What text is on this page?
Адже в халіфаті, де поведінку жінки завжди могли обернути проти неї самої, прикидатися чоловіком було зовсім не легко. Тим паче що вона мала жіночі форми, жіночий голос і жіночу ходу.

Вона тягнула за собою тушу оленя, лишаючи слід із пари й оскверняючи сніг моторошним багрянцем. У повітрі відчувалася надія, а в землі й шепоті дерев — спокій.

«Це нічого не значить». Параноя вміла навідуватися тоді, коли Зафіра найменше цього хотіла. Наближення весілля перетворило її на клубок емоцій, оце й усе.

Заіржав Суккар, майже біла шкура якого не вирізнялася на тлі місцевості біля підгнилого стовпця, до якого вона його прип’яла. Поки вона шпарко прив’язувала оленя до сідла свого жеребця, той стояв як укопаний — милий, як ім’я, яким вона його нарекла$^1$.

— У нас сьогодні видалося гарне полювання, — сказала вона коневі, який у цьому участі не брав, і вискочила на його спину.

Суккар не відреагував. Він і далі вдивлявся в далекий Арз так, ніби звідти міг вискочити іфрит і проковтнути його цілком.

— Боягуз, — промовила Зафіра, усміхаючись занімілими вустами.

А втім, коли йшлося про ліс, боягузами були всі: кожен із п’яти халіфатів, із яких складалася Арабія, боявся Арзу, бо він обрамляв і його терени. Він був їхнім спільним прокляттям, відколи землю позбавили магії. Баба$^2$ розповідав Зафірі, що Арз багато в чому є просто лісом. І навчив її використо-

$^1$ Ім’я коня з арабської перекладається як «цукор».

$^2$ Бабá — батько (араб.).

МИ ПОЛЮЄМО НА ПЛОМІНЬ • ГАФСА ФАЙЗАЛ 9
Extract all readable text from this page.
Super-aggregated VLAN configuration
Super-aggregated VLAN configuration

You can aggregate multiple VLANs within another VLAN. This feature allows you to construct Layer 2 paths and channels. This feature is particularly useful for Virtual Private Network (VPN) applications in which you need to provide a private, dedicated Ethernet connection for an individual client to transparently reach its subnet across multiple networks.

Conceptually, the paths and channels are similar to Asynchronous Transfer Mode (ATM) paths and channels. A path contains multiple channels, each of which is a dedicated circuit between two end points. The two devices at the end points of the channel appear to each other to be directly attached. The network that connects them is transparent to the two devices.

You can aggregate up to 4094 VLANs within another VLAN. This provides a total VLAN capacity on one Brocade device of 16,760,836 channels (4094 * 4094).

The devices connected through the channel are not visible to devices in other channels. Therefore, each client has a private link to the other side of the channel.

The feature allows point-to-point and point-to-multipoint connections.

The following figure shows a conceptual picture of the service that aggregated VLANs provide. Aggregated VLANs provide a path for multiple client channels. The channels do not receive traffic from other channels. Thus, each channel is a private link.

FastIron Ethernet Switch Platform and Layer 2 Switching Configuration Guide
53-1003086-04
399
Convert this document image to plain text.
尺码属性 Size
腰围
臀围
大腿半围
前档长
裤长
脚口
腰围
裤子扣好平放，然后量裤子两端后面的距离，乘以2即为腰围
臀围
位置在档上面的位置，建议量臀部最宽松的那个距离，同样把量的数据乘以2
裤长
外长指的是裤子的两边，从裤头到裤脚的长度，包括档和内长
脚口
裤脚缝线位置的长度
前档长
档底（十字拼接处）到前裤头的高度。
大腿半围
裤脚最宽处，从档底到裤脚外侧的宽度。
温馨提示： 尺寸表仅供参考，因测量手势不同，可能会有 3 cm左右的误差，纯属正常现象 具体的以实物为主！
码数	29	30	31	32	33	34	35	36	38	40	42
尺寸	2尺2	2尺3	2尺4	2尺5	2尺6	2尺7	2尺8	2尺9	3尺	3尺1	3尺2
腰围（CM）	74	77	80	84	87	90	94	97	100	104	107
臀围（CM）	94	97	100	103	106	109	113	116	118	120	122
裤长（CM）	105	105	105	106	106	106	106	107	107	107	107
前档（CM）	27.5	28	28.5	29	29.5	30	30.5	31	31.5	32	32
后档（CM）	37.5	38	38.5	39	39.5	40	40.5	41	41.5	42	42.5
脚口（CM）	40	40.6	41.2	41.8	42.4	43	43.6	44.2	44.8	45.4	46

**TASK DIRECTIONS**. Output the entries exactly.

**COMPLETE OUTPUT**.
What text is on this page?
Адже в халіфаті, де поведінку жінки завжди могли обернути проти неї самої, прикидатися чоловіком було зовсім не легко. Тим паче що вона мала жіночі форми, жіночий голос і жіночу ходу.

Вона тягнула за собою тушу оленя, лишаючи слід із пари й оскверняючи сніг моторошним багрянцем. У повітрі відчувалася надія, а в землі й шепоті дерев — спокій.

«Це нічого не значить». Параноя вміла навідуватися тоді, коли Зафіра найменше цього хотіла. Наближення весілля перетворило її на клубок емоцій, оце й усе.

Заіржав Суккар, майже біла шкура якого не вирізнялася на тлі місцевості біля підгнилого стовпця, до якого вона його прип’яла. Поки вона шпарко прив’язувала оленя до сідла свого жеребця, той стояв як укопаний — милий, як ім’я, яким вона його нарекла$^1$.

— У нас сьогодні видалося гарне полювання, — сказала вона коневі, який у цьому участі не брав, і вискочила на його спину.

Суккар не відреагував. Він і далі вдивлявся в далекий Арз так, ніби звідти міг вискочити іфрит і проковтнути його цілком.

— Боягуз, — промовила Зафіра, усміхаючись занімілими вустами.

А втім, коли йшлося про ліс, боягузами були всі: кожен із п’яти халіфатів, із яких складалася Арабія, боявся Арзу, бо він обрамляв і його терени. Він був їхнім спільним прокляттям, відколи землю позбавили магії. Баба$^2$ розповідав Зафірі, що Арз багато в чому є просто лісом. І навчив її використо-

$^1$ Ім’я коня з арабської перекладається як «цукор».

$^2$ Бабá — батько (араб.).

МИ ПОЛЮЄМО НА ПЛОМІНЬ • ГАФСА ФАЙЗАЛ 9
Extract all readable text from this page.
Super-aggregated VLAN configuration
Super-aggregated VLAN configuration

You can aggregate multiple VLANs within another VLAN. This feature allows you to construct Layer 2 paths and channels. This feature is particularly useful for Virtual Private Network (VPN) applications in which you need to provide a private, dedicated Ethernet connection for an individual client to transparently reach its subnet across multiple networks.

Conceptually, the paths and channels are similar to Asynchronous Transfer Mode (ATM) paths and channels. A path contains multiple channels, each of which is a dedicated circuit between two end points. The two devices at the end points of the channel appear to each other to be directly attached. The network that connects them is transparent to the two devices.

You can aggregate up to 4094 VLANs within another VLAN. This provides a total VLAN capacity on one Brocade device of 16,760,836 channels (4094 * 4094).

The devices connected through the channel are not visible to devices in other channels. Therefore, each client has a private link to the other side of the channel.

The feature allows point-to-point and point-to-multipoint connections.

The following figure shows a conceptual picture of the service that aggregated VLANs provide. Aggregated VLANs provide a path for multiple client channels. The channels do not receive traffic from other channels. Thus, each channel is a private link.

FastIron Ethernet Switch Platform and Layer 2 Switching Configuration Guide
53-1003086-04
399
Convert this document image to plain text.
尺码属性 Size
腰围
臀围
大腿半围
前档长
裤长
脚口
腰围
裤子扣好平放，然后量裤子两端后面的距离，乘以2即为腰围
臀围
位置在档上面的位置，建议量臀部最宽松的那个距离，同样把量的数据乘以2
裤长
外长指的是裤子的两边，从裤头到裤脚的长度，包括档和内长
脚口
裤脚缝线位置的长度
前档长
档底（十字拼接处）到前裤头的高度。
大腿半围
裤脚最宽处，从档底到裤脚外侧的宽度。
温馨提示： 尺寸表仅供参考，因测量手势不同，可能会有 3 cm左右的误差，纯属正常现象 具体的以实物为主！
码数	29	30	31	32	33	34	35	36	38	40	42
尺寸	2尺2	2尺3	2尺4	2尺5	2尺6	2尺7	2尺8	2尺9	3尺	3尺1	3尺2
腰围（CM）	74	77	80	84	87	90	94	97	100	104	107
臀围（CM）	94	97	100	103	106	109	113	116	118	120	122
裤长（CM）	105	105	105	106	106	106	106	107	107	107	107
前档（CM）	27.5	28	28.5	29	29.5	30	30.5	31	31.5	32	32
后档（CM）	37.5	38	38.5	39	39.5	40	40.5	41	41.5	42	42.5
脚口（CM）	40	40.6	41.2	41.8	42.4	43	43.6	44.2	44.8	45.4	46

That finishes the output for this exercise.